- DIRECTION: Print every line of the records below verbatim, leaving out the pictures.

· · ·

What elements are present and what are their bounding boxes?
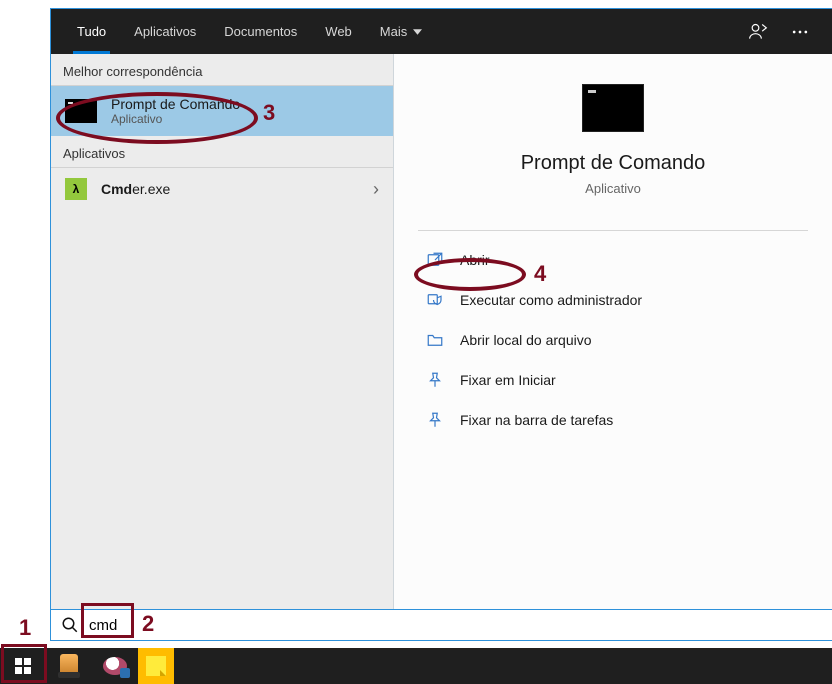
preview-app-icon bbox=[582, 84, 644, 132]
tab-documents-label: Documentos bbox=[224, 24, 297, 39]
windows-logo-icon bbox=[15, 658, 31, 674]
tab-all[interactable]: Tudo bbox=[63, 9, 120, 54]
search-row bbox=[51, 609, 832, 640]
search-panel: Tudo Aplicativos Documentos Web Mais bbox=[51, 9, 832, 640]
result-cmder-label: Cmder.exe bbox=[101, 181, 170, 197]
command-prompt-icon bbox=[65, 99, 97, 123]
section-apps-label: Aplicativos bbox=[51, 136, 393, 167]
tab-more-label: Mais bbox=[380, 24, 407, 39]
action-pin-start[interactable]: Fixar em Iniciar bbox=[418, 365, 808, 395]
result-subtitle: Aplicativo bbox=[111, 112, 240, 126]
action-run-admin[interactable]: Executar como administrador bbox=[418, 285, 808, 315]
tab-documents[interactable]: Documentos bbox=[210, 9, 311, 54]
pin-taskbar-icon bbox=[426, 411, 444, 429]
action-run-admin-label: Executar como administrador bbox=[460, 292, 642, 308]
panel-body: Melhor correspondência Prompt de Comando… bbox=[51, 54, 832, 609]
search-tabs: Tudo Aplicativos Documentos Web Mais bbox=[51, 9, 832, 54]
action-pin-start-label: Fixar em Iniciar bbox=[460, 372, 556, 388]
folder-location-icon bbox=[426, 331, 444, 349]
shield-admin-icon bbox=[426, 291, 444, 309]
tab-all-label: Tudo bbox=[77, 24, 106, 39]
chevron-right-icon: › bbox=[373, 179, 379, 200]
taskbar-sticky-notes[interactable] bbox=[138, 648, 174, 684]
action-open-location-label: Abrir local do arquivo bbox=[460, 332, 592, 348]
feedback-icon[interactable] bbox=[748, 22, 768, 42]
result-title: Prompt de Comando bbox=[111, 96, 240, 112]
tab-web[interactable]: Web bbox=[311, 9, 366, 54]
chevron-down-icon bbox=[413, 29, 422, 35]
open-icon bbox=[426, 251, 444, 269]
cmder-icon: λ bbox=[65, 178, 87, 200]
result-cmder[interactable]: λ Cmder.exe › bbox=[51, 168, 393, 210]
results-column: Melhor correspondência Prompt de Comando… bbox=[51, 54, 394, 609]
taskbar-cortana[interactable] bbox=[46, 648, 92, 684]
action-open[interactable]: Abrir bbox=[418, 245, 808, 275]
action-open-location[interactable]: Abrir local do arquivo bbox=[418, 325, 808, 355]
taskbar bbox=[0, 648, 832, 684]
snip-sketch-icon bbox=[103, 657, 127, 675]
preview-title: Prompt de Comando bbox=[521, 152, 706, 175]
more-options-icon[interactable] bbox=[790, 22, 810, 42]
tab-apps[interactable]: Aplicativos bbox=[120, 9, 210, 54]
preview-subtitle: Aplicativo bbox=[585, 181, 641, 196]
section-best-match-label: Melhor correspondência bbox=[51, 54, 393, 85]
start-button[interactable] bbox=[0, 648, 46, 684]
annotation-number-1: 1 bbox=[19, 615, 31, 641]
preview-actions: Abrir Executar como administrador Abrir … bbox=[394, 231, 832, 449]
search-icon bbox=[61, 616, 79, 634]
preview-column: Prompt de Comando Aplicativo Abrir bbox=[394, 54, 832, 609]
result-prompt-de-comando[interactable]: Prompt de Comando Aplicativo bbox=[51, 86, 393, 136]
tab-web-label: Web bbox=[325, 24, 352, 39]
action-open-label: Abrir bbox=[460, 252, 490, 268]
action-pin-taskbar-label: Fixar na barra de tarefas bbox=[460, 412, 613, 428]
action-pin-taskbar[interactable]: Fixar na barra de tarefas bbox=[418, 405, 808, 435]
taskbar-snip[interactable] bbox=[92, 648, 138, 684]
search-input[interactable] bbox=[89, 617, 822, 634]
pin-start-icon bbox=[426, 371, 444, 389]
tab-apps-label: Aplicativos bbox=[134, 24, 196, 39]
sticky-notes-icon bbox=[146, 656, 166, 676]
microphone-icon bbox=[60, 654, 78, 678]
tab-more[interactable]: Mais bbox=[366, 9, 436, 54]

· · ·

- SOLUTION BELOW:
What elements are present and what are their bounding boxes?
preview-app-icon bbox=[582, 84, 644, 132]
tab-documents-label: Documentos bbox=[224, 24, 297, 39]
windows-logo-icon bbox=[15, 658, 31, 674]
tab-all[interactable]: Tudo bbox=[63, 9, 120, 54]
search-row bbox=[51, 609, 832, 640]
search-panel: Tudo Aplicativos Documentos Web Mais bbox=[51, 9, 832, 640]
result-cmder-label: Cmder.exe bbox=[101, 181, 170, 197]
command-prompt-icon bbox=[65, 99, 97, 123]
section-apps-label: Aplicativos bbox=[51, 136, 393, 167]
tab-more-label: Mais bbox=[380, 24, 407, 39]
action-pin-start[interactable]: Fixar em Iniciar bbox=[418, 365, 808, 395]
result-subtitle: Aplicativo bbox=[111, 112, 240, 126]
action-run-admin[interactable]: Executar como administrador bbox=[418, 285, 808, 315]
tab-documents[interactable]: Documentos bbox=[210, 9, 311, 54]
pin-taskbar-icon bbox=[426, 411, 444, 429]
action-run-admin-label: Executar como administrador bbox=[460, 292, 642, 308]
panel-body: Melhor correspondência Prompt de Comando… bbox=[51, 54, 832, 609]
search-tabs: Tudo Aplicativos Documentos Web Mais bbox=[51, 9, 832, 54]
action-pin-start-label: Fixar em Iniciar bbox=[460, 372, 556, 388]
folder-location-icon bbox=[426, 331, 444, 349]
shield-admin-icon bbox=[426, 291, 444, 309]
tab-all-label: Tudo bbox=[77, 24, 106, 39]
chevron-right-icon: › bbox=[373, 179, 379, 200]
taskbar-sticky-notes[interactable] bbox=[138, 648, 174, 684]
action-open-location-label: Abrir local do arquivo bbox=[460, 332, 592, 348]
feedback-icon[interactable] bbox=[748, 22, 768, 42]
result-title: Prompt de Comando bbox=[111, 96, 240, 112]
tab-web[interactable]: Web bbox=[311, 9, 366, 54]
chevron-down-icon bbox=[413, 29, 422, 35]
open-icon bbox=[426, 251, 444, 269]
cmder-icon: λ bbox=[65, 178, 87, 200]
result-cmder[interactable]: λ Cmder.exe › bbox=[51, 168, 393, 210]
results-column: Melhor correspondência Prompt de Comando… bbox=[51, 54, 394, 609]
taskbar-cortana[interactable] bbox=[46, 648, 92, 684]
action-open[interactable]: Abrir bbox=[418, 245, 808, 275]
action-open-location[interactable]: Abrir local do arquivo bbox=[418, 325, 808, 355]
taskbar bbox=[0, 648, 832, 684]
snip-sketch-icon bbox=[103, 657, 127, 675]
preview-title: Prompt de Comando bbox=[521, 152, 706, 175]
more-options-icon[interactable] bbox=[790, 22, 810, 42]
tab-apps[interactable]: Aplicativos bbox=[120, 9, 210, 54]
preview-subtitle: Aplicativo bbox=[585, 181, 641, 196]
section-best-match-label: Melhor correspondência bbox=[51, 54, 393, 85]
start-button[interactable] bbox=[0, 648, 46, 684]
annotation-number-1: 1 bbox=[19, 615, 31, 641]
preview-actions: Abrir Executar como administrador Abrir … bbox=[394, 231, 832, 449]
search-icon bbox=[61, 616, 79, 634]
preview-column: Prompt de Comando Aplicativo Abrir bbox=[394, 54, 832, 609]
result-prompt-de-comando[interactable]: Prompt de Comando Aplicativo bbox=[51, 86, 393, 136]
tab-web-label: Web bbox=[325, 24, 352, 39]
action-open-label: Abrir bbox=[460, 252, 490, 268]
action-pin-taskbar-label: Fixar na barra de tarefas bbox=[460, 412, 613, 428]
action-pin-taskbar[interactable]: Fixar na barra de tarefas bbox=[418, 405, 808, 435]
taskbar-snip[interactable] bbox=[92, 648, 138, 684]
search-input[interactable] bbox=[89, 617, 822, 634]
pin-start-icon bbox=[426, 371, 444, 389]
tab-apps-label: Aplicativos bbox=[134, 24, 196, 39]
sticky-notes-icon bbox=[146, 656, 166, 676]
microphone-icon bbox=[60, 654, 78, 678]
tab-more[interactable]: Mais bbox=[366, 9, 436, 54]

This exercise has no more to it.